Instructions to follow: In the material below, find all lines with the string "sublabel" and copy them.

Extracts from a graphics dataset:
____

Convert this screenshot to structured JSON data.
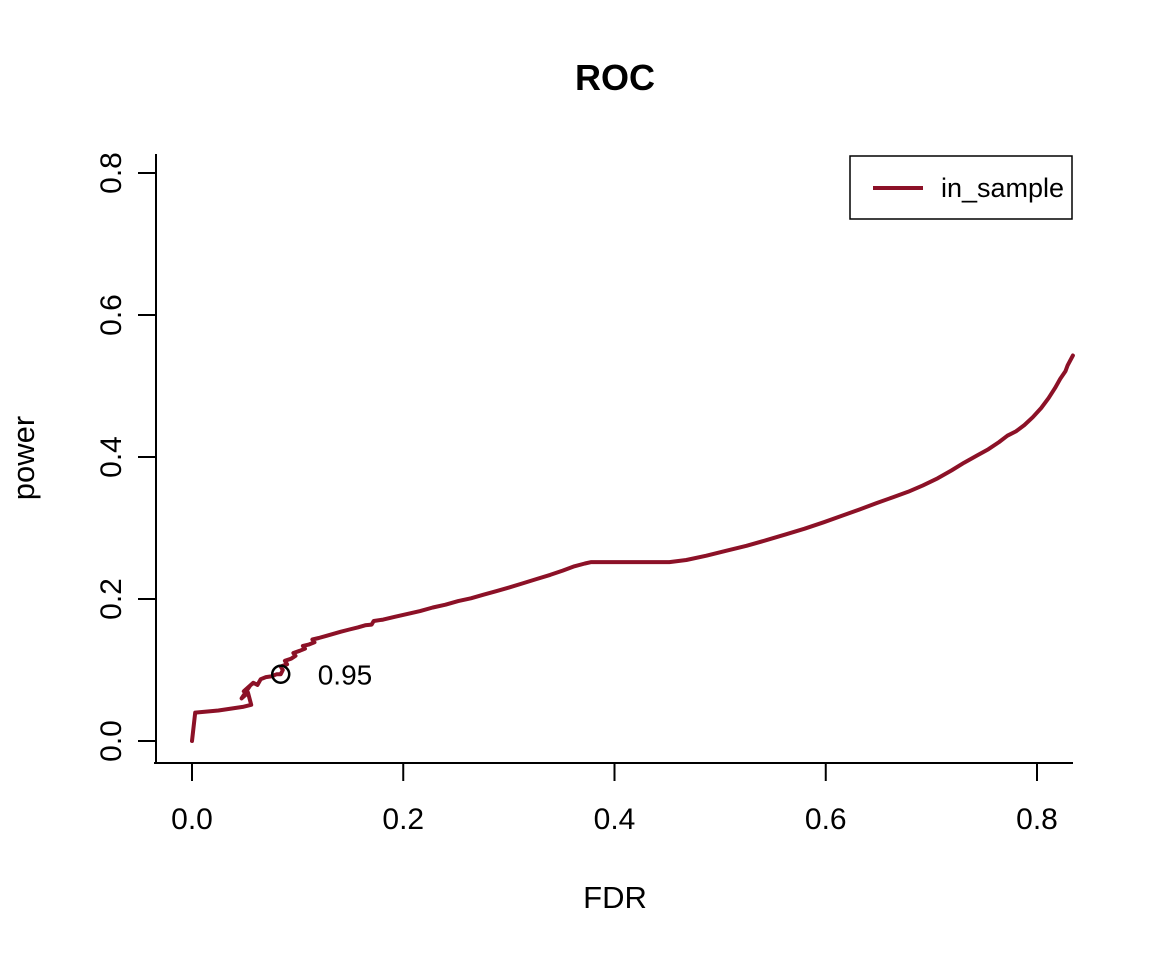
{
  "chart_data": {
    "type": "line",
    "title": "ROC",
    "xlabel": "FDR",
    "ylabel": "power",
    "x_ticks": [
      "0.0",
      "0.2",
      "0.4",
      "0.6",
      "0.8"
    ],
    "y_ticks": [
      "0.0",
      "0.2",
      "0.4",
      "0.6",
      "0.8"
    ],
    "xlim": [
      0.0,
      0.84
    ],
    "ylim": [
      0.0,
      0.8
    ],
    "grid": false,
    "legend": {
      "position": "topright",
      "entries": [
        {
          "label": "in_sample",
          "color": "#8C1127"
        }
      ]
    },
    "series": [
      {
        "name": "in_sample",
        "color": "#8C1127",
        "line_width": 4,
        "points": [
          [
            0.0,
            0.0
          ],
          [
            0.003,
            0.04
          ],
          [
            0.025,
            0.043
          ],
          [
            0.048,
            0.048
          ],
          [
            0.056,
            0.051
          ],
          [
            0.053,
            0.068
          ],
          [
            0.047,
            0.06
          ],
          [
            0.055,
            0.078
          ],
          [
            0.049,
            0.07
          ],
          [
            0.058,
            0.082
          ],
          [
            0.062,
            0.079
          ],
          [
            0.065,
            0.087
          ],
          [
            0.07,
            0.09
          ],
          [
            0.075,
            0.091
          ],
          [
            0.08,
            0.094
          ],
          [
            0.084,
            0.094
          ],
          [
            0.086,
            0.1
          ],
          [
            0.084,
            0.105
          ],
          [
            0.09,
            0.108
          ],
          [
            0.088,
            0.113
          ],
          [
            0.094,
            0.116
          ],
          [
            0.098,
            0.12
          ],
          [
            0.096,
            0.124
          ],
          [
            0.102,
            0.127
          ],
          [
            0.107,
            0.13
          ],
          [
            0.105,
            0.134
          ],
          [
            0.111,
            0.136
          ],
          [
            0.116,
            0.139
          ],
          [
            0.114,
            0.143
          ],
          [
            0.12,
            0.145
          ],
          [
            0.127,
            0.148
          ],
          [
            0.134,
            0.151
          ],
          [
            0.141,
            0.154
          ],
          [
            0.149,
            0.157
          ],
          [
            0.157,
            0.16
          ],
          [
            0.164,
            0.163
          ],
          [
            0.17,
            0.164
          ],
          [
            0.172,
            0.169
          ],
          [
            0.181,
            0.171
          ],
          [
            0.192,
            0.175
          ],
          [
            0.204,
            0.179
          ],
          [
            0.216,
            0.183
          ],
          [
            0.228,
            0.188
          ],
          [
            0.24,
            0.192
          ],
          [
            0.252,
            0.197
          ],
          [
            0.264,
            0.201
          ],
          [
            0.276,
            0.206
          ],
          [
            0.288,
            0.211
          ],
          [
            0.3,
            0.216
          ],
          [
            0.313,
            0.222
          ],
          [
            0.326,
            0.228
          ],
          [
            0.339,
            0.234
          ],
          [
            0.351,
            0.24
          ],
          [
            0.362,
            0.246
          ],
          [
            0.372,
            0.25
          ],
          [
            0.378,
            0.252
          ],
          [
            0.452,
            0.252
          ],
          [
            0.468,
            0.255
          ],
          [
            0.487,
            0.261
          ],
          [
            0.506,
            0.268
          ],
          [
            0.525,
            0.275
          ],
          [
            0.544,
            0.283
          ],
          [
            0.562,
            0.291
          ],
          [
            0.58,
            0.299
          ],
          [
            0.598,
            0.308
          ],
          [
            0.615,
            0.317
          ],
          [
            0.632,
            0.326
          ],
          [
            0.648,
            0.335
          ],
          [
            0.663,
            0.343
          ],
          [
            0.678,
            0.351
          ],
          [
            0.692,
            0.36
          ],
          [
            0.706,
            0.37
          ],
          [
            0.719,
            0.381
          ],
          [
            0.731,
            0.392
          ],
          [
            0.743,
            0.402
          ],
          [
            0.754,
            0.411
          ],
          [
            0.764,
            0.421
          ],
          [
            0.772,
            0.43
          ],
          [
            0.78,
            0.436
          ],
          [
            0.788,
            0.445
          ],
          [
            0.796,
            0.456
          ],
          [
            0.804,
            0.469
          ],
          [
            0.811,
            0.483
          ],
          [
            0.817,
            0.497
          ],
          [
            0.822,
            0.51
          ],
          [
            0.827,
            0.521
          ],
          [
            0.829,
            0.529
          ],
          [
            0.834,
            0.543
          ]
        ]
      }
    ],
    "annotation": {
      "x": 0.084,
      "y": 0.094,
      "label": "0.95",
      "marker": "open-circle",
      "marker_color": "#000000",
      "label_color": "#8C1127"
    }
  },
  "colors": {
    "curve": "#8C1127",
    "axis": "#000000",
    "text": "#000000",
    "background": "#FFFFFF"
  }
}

____

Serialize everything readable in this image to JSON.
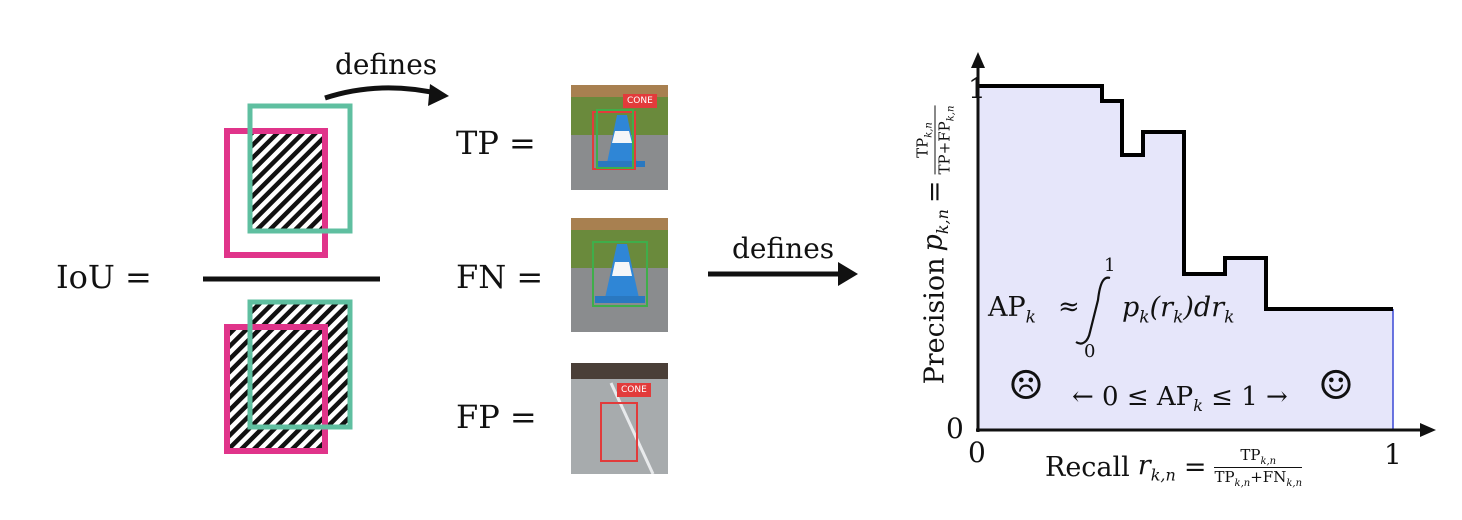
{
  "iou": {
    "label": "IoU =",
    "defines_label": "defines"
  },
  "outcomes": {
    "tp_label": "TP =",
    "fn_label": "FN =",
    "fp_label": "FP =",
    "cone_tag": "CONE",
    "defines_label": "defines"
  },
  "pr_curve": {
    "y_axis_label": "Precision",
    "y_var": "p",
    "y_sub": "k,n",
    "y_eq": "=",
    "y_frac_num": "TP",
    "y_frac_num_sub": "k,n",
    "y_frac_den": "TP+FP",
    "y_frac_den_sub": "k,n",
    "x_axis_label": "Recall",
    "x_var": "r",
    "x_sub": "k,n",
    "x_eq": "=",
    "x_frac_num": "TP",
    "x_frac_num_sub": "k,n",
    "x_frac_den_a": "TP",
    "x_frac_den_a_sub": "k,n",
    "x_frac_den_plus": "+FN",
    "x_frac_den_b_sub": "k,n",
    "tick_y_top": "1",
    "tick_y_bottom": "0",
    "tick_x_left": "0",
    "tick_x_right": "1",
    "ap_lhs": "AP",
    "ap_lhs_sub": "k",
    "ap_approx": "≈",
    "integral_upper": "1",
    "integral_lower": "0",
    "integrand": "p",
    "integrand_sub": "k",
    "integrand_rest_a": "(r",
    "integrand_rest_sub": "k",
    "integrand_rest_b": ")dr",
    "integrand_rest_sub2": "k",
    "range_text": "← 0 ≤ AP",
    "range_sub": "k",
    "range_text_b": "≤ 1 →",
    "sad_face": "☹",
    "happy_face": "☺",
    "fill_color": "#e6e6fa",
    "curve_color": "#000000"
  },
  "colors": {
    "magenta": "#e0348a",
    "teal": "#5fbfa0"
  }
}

____

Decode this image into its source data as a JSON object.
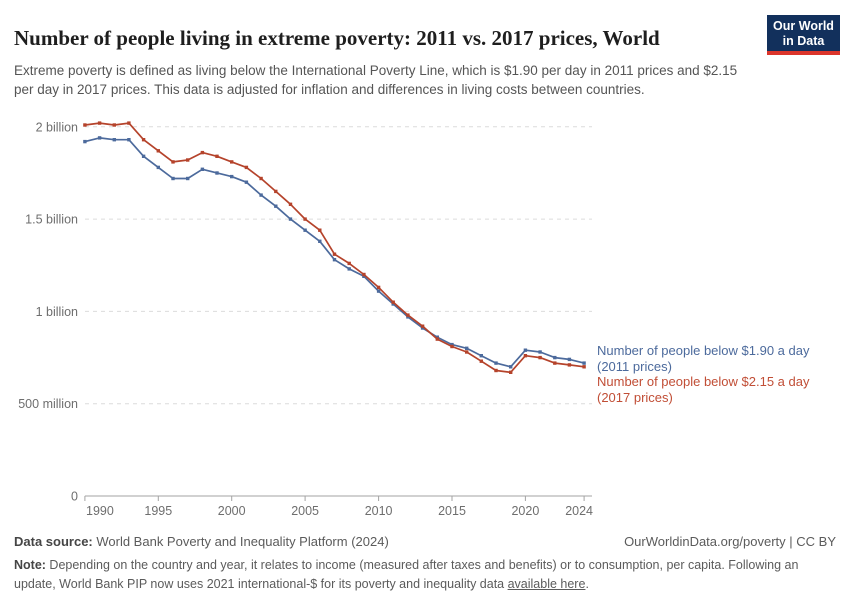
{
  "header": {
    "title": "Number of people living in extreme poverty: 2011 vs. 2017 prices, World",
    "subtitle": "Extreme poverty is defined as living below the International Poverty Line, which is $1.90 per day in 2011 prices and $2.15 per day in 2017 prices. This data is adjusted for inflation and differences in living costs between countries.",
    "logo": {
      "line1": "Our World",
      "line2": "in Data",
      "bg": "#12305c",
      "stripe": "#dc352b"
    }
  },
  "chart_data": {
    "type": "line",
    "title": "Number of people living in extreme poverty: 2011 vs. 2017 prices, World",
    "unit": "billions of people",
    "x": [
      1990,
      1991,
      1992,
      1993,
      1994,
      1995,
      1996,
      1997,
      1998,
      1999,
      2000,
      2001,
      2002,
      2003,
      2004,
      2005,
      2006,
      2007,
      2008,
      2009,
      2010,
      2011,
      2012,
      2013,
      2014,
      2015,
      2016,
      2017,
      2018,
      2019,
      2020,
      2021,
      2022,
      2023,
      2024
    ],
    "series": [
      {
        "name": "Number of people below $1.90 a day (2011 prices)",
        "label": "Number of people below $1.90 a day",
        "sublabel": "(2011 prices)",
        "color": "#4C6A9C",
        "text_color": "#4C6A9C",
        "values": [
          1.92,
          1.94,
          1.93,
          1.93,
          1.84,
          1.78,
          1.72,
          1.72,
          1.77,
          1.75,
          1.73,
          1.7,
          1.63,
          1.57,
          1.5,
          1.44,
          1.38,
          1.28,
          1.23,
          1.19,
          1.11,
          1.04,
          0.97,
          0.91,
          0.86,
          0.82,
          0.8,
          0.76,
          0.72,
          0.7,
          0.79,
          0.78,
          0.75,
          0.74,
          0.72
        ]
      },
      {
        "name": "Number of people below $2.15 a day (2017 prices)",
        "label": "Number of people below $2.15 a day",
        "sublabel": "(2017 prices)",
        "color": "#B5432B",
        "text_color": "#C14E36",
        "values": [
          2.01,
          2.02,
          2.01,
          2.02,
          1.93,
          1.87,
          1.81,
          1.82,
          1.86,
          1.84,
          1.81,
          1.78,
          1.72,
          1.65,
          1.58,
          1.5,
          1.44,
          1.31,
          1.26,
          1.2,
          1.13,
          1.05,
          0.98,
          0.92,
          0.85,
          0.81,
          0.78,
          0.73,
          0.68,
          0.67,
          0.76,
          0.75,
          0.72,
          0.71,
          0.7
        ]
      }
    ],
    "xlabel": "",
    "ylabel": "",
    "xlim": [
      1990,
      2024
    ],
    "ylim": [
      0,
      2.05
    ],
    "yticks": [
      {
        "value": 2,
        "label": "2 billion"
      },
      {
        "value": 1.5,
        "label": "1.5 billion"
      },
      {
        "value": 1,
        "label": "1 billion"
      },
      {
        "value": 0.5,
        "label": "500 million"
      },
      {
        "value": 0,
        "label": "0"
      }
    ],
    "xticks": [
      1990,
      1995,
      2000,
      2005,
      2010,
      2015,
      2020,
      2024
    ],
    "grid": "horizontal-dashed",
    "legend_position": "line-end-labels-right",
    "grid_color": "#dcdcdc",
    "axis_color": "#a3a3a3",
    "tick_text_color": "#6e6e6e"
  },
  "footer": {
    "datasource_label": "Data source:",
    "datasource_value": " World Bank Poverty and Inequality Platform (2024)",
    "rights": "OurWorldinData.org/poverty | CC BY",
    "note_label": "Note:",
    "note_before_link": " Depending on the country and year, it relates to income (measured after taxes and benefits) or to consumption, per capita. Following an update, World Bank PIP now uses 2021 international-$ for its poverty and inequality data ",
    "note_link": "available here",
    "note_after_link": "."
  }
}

____

Output of the task:
        "sublabel": "(2011 prices)",
        "sublabel": "(2017 prices)",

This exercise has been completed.